* **GIVEN INFORMATION**
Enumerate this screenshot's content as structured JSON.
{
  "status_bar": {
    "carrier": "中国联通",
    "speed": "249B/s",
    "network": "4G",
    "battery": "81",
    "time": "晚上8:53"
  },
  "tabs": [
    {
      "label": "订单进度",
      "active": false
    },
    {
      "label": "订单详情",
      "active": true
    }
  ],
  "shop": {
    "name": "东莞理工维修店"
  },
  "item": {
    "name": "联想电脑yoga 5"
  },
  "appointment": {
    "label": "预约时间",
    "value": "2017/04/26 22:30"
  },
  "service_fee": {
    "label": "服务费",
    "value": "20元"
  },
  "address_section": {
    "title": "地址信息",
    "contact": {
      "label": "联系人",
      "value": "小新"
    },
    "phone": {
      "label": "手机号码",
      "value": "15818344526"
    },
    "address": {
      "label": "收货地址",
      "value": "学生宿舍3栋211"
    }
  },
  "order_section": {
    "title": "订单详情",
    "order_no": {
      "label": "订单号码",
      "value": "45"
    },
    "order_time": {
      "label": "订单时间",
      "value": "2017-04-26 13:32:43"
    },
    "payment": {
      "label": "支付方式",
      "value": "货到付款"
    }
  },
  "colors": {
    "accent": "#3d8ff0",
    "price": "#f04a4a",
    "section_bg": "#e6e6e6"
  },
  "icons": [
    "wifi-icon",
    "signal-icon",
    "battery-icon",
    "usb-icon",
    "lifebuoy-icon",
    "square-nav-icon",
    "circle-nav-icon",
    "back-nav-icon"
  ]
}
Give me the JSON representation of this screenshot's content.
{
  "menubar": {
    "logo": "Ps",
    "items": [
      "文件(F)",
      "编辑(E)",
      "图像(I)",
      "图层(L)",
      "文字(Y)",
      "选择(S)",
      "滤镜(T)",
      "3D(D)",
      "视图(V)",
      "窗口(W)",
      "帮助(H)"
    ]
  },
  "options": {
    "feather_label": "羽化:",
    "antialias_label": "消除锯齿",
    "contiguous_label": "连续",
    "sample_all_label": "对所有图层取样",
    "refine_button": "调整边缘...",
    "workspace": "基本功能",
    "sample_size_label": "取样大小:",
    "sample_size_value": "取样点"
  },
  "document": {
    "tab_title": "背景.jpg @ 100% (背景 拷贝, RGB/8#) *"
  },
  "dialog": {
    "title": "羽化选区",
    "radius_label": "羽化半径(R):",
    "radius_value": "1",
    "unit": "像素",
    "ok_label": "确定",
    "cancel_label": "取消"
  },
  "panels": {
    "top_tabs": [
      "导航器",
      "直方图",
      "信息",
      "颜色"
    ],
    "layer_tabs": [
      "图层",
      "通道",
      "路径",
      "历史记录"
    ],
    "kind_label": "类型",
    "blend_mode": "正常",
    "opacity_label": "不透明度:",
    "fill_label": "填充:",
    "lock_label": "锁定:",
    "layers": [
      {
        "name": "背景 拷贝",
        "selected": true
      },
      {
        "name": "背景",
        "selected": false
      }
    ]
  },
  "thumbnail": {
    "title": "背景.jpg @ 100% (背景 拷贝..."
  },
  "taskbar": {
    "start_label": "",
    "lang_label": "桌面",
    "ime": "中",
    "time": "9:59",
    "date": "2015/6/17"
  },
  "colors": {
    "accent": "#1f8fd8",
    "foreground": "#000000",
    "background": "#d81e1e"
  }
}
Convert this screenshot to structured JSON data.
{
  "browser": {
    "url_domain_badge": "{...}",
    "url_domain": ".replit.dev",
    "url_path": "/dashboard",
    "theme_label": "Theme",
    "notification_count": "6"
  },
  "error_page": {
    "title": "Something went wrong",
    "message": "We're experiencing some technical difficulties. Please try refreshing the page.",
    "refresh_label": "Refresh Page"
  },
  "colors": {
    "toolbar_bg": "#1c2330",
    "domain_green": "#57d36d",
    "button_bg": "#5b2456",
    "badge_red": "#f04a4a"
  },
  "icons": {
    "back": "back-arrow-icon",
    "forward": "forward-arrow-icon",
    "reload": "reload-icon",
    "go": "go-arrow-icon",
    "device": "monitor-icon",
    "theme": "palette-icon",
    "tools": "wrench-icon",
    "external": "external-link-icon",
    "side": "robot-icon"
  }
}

* **PROBLEM DETAILS**
Reply with only the number of lines in the material above where the string "content" appears.

* **COMPLETED TASK**
2